• [EXERCISE PROMPT]
Select every line holding the word "работ" and copy it.

======== ENTRIES PROVIDED

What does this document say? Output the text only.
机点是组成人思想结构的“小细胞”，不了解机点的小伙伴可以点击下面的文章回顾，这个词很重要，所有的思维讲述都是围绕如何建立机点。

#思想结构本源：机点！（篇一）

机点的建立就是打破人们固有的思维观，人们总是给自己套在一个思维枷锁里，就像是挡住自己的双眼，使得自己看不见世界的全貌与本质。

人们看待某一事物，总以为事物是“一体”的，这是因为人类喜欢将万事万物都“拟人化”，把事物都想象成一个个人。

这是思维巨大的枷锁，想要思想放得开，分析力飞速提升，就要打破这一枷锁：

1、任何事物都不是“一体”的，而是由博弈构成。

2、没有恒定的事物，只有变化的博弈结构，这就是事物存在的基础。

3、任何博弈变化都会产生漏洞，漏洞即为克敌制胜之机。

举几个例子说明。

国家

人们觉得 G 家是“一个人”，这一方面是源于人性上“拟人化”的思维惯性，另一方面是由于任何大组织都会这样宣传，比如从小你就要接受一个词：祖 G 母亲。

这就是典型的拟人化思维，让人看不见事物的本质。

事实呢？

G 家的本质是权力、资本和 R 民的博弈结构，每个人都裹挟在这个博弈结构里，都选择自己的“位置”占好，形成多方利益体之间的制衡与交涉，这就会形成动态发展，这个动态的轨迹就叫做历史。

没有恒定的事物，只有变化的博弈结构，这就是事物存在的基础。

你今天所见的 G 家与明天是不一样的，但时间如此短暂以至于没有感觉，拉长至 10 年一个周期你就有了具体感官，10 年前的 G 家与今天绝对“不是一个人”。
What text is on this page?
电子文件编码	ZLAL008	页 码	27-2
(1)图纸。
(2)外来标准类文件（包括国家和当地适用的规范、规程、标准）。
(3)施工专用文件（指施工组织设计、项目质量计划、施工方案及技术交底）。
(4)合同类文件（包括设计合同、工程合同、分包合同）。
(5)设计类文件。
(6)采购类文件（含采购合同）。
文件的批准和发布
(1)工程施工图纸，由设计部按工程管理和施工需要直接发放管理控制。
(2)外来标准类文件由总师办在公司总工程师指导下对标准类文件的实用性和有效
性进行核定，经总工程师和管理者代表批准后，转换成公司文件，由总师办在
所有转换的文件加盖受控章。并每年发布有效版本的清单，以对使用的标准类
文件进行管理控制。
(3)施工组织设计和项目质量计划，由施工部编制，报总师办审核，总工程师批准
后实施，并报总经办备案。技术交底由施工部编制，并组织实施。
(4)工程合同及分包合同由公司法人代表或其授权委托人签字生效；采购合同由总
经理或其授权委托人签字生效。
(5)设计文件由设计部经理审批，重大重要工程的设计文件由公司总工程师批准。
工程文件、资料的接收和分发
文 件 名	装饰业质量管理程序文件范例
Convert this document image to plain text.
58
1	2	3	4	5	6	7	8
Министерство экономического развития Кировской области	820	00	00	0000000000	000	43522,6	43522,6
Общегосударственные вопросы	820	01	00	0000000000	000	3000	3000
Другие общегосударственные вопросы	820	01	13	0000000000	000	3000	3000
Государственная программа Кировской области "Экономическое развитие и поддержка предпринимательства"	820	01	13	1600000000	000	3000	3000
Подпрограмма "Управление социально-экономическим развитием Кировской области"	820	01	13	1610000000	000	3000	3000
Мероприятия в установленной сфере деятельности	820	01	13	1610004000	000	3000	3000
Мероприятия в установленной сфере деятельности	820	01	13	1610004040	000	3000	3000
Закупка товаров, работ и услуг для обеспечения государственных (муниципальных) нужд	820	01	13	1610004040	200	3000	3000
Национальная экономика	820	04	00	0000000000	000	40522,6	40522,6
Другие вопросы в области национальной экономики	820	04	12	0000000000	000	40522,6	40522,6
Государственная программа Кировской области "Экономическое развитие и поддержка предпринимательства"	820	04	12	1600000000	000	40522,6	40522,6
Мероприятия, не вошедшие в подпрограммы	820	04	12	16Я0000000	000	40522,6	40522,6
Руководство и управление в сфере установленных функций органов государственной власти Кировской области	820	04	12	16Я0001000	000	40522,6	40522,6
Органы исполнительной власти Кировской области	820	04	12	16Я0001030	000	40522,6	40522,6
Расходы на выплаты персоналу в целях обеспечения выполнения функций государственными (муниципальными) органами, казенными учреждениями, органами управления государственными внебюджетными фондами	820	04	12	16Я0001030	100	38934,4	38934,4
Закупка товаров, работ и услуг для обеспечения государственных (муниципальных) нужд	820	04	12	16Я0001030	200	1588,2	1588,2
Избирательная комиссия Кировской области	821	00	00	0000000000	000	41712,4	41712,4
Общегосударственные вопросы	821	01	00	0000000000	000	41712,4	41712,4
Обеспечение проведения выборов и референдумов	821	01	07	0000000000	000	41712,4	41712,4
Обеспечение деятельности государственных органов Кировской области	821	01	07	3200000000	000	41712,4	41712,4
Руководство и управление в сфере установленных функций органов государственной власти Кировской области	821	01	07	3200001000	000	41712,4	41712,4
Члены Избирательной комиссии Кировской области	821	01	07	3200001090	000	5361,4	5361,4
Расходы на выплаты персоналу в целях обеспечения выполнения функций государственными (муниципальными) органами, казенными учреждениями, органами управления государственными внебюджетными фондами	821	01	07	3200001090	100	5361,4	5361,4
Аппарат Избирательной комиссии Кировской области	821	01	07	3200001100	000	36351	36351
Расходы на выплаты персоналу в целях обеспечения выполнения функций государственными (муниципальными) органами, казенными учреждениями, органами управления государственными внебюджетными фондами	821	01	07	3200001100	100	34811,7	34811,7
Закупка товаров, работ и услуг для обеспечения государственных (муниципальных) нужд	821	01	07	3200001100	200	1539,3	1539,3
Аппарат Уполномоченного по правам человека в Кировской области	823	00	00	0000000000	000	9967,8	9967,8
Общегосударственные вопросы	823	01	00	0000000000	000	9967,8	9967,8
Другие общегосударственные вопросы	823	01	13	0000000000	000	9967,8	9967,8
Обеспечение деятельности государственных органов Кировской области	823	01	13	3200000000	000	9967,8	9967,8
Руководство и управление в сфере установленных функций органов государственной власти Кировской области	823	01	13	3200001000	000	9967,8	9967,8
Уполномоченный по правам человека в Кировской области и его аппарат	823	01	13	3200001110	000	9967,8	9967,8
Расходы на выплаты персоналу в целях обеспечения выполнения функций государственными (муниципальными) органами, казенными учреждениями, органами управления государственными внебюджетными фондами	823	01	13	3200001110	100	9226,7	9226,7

================

• [RESULT BELOW]
Закупка товаров, работ и услуг для обеспечения государственных (муниципальных) нужд	820	01	13	1610004040	200	3000	3000
Закупка товаров, работ и услуг для обеспечения государственных (муниципальных) нужд	820	04	12	16Я0001030	200	1588,2	1588,2
Закупка товаров, работ и услуг для обеспечения государственных (муниципальных) нужд	821	01	07	3200001100	200	1539,3	1539,3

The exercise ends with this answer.